PROBLEM STATEMENT:
State only the number of lines that contain the string "пушечные".

Collection entries:
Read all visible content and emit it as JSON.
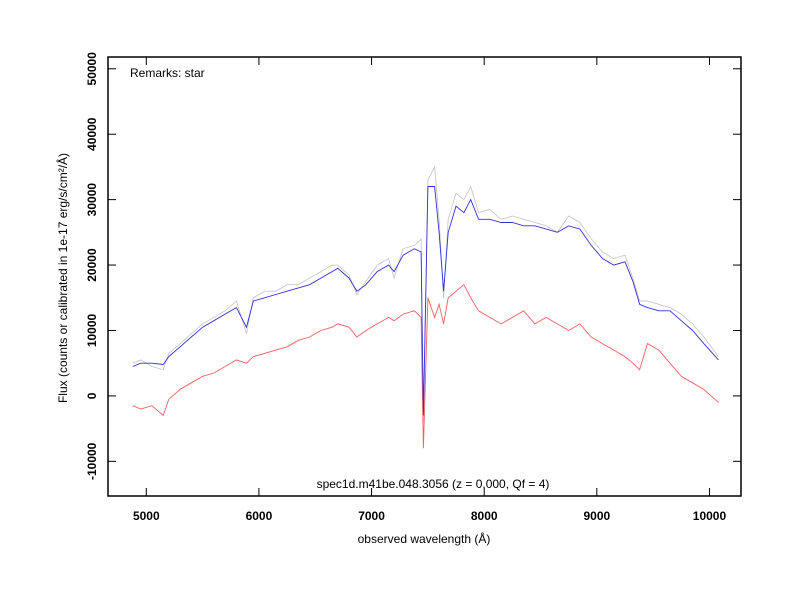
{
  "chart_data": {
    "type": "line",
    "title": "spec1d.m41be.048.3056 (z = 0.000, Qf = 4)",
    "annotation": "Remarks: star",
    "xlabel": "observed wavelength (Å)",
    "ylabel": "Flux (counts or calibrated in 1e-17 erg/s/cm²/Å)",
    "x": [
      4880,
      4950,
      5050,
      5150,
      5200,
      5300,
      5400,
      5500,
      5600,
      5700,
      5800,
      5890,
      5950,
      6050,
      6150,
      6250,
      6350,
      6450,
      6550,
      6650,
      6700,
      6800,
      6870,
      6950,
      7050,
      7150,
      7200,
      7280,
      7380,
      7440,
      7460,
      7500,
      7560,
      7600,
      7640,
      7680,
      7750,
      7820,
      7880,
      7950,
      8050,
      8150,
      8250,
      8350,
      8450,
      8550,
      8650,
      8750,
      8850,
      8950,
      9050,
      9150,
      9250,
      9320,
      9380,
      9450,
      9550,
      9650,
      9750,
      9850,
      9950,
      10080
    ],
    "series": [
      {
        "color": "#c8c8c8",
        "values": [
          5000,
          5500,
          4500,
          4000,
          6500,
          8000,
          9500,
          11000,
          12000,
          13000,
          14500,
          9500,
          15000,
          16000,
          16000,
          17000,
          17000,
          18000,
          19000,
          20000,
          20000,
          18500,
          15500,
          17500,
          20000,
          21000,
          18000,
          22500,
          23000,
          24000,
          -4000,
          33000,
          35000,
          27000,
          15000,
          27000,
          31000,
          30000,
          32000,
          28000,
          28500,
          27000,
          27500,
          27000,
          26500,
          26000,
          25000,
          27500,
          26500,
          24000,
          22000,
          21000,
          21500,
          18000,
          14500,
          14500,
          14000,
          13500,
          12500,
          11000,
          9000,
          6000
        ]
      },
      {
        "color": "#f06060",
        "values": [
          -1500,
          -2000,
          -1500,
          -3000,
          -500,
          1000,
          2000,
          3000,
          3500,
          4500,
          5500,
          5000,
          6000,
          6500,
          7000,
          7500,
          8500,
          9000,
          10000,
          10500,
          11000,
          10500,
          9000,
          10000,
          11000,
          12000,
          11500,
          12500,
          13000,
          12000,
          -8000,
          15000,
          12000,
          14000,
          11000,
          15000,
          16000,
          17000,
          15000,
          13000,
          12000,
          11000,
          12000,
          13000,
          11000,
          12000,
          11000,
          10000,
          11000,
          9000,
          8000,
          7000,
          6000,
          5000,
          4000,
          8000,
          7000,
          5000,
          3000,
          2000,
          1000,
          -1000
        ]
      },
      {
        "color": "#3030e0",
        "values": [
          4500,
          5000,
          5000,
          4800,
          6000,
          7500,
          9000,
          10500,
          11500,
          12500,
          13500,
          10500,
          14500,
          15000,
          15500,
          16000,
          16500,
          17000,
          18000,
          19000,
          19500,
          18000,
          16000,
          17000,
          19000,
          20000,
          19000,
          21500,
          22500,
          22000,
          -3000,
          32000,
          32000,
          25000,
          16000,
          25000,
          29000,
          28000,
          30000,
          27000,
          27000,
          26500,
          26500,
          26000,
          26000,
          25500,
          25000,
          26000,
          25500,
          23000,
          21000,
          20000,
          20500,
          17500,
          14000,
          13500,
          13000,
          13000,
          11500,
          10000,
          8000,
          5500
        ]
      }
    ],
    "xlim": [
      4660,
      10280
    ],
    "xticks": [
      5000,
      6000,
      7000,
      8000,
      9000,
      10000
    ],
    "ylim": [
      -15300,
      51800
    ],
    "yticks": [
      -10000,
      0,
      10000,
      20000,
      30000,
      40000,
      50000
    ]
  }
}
==
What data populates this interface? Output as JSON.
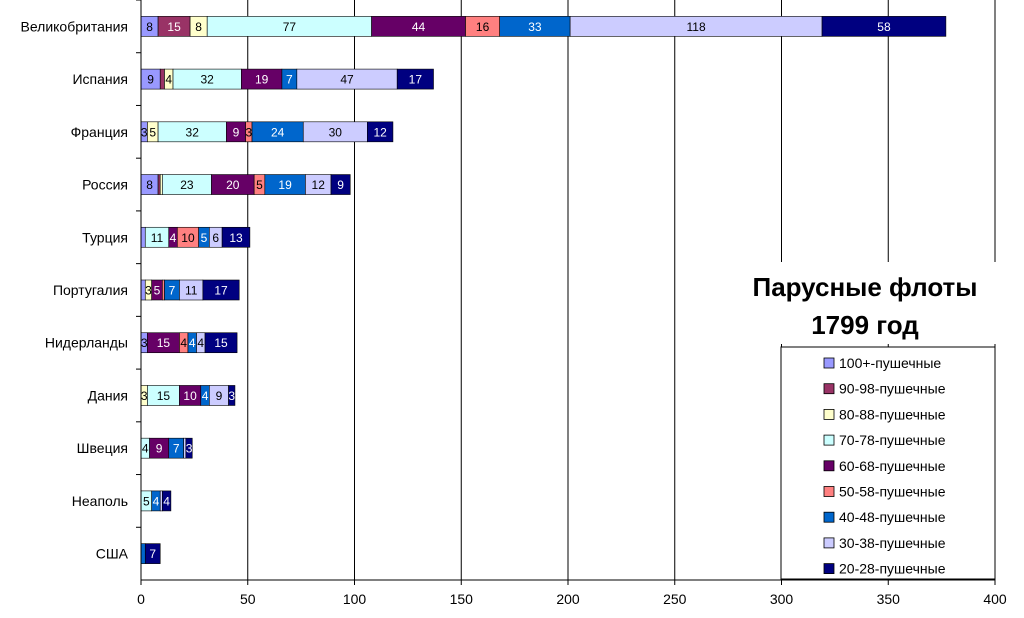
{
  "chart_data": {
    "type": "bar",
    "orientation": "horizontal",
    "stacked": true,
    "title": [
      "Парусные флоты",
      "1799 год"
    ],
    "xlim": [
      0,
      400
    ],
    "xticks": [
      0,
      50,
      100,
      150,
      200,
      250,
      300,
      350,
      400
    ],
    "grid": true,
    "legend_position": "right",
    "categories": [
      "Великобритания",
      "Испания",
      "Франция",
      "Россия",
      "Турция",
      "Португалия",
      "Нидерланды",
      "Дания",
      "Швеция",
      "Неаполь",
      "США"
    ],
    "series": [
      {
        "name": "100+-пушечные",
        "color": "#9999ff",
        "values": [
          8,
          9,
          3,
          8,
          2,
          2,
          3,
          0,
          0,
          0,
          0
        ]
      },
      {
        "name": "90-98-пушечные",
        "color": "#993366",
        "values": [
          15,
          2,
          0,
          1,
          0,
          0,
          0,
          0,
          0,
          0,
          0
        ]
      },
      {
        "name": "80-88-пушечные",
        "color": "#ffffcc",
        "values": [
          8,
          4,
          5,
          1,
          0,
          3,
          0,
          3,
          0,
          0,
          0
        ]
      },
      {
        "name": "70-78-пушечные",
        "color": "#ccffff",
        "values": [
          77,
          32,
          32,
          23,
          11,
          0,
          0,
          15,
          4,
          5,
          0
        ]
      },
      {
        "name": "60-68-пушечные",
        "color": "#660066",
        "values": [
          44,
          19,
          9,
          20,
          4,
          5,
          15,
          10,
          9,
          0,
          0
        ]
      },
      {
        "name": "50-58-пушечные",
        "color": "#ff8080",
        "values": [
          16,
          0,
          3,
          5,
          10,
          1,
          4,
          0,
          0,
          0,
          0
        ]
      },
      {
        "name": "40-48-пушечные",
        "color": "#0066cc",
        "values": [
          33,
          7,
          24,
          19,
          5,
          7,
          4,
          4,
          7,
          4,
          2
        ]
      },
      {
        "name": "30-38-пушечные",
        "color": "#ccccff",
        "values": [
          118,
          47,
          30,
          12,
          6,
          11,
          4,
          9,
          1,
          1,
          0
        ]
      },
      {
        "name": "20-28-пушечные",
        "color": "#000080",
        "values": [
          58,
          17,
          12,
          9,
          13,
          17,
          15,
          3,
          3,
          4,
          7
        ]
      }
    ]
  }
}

ANSWER TO THIS TASK:
9